'''

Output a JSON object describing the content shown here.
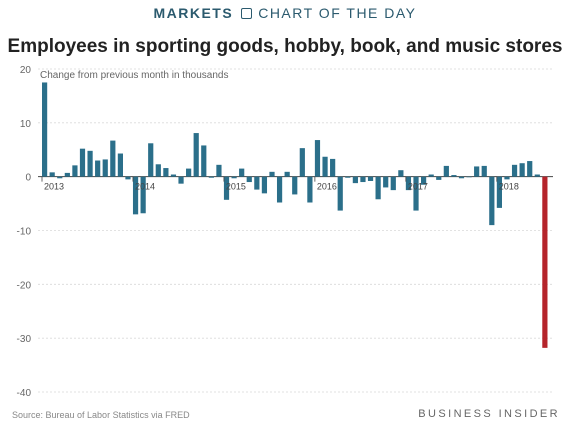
{
  "header": {
    "section": "MARKETS",
    "subtitle": "CHART OF THE DAY"
  },
  "footer": {
    "source": "Source: Bureau of Labor Statistics via FRED",
    "logo": "BUSINESS INSIDER"
  },
  "colors": {
    "bar": "#2b6f8a",
    "highlight": "#b5242b",
    "grid": "#d9d9d9",
    "axis_text": "#666666"
  },
  "icons": {
    "separator": "chart-frame-icon"
  },
  "chart_data": {
    "type": "bar",
    "title": "Employees in sporting goods, hobby, book, and music stores",
    "ylabel": "Change from previous month in thousands",
    "ylim": [
      -40,
      20
    ],
    "yticks": [
      20,
      10,
      0,
      -10,
      -20,
      -30,
      -40
    ],
    "grid": true,
    "x_start": "2013-01",
    "x_end": "2018-12",
    "xticks": [
      {
        "label": "2013",
        "index": 0
      },
      {
        "label": "2014",
        "index": 12
      },
      {
        "label": "2015",
        "index": 24
      },
      {
        "label": "2016",
        "index": 36
      },
      {
        "label": "2017",
        "index": 48
      },
      {
        "label": "2018",
        "index": 60
      }
    ],
    "values": [
      17.5,
      0.8,
      -0.3,
      0.7,
      2.1,
      5.2,
      4.8,
      3.0,
      3.2,
      6.7,
      4.3,
      -0.5,
      -7.0,
      -6.8,
      6.2,
      2.3,
      1.6,
      0.4,
      -1.3,
      1.5,
      8.1,
      5.8,
      -0.2,
      2.2,
      -4.3,
      -0.3,
      1.5,
      -1.0,
      -2.4,
      -3.1,
      0.9,
      -4.8,
      0.9,
      -3.3,
      5.3,
      -4.8,
      6.8,
      3.7,
      3.3,
      -6.3,
      -0.2,
      -1.2,
      -1.0,
      -0.8,
      -4.2,
      -2.0,
      -2.5,
      1.2,
      -2.5,
      -6.3,
      -1.5,
      0.4,
      -0.6,
      2.0,
      0.3,
      -0.3,
      0.0,
      1.9,
      2.0,
      -9.0,
      -5.8,
      -0.5,
      2.2,
      2.5,
      2.9,
      0.4,
      -31.8
    ],
    "highlight_index": 66
  }
}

'''

# Instruction
Retype all entries exactly as they appear, dropping the images.

# Written response
Output a JSON object describing the content shown here.
{
  "header": {
    "section": "MARKETS",
    "subtitle": "CHART OF THE DAY"
  },
  "footer": {
    "source": "Source: Bureau of Labor Statistics via FRED",
    "logo": "BUSINESS INSIDER"
  },
  "colors": {
    "bar": "#2b6f8a",
    "highlight": "#b5242b",
    "grid": "#d9d9d9",
    "axis_text": "#666666"
  },
  "icons": {
    "separator": "chart-frame-icon"
  },
  "chart_data": {
    "type": "bar",
    "title": "Employees in sporting goods, hobby, book, and music stores",
    "ylabel": "Change from previous month in thousands",
    "ylim": [
      -40,
      20
    ],
    "yticks": [
      20,
      10,
      0,
      -10,
      -20,
      -30,
      -40
    ],
    "grid": true,
    "x_start": "2013-01",
    "x_end": "2018-12",
    "xticks": [
      {
        "label": "2013",
        "index": 0
      },
      {
        "label": "2014",
        "index": 12
      },
      {
        "label": "2015",
        "index": 24
      },
      {
        "label": "2016",
        "index": 36
      },
      {
        "label": "2017",
        "index": 48
      },
      {
        "label": "2018",
        "index": 60
      }
    ],
    "values": [
      17.5,
      0.8,
      -0.3,
      0.7,
      2.1,
      5.2,
      4.8,
      3.0,
      3.2,
      6.7,
      4.3,
      -0.5,
      -7.0,
      -6.8,
      6.2,
      2.3,
      1.6,
      0.4,
      -1.3,
      1.5,
      8.1,
      5.8,
      -0.2,
      2.2,
      -4.3,
      -0.3,
      1.5,
      -1.0,
      -2.4,
      -3.1,
      0.9,
      -4.8,
      0.9,
      -3.3,
      5.3,
      -4.8,
      6.8,
      3.7,
      3.3,
      -6.3,
      -0.2,
      -1.2,
      -1.0,
      -0.8,
      -4.2,
      -2.0,
      -2.5,
      1.2,
      -2.5,
      -6.3,
      -1.5,
      0.4,
      -0.6,
      2.0,
      0.3,
      -0.3,
      0.0,
      1.9,
      2.0,
      -9.0,
      -5.8,
      -0.5,
      2.2,
      2.5,
      2.9,
      0.4,
      -31.8
    ],
    "highlight_index": 66
  }
}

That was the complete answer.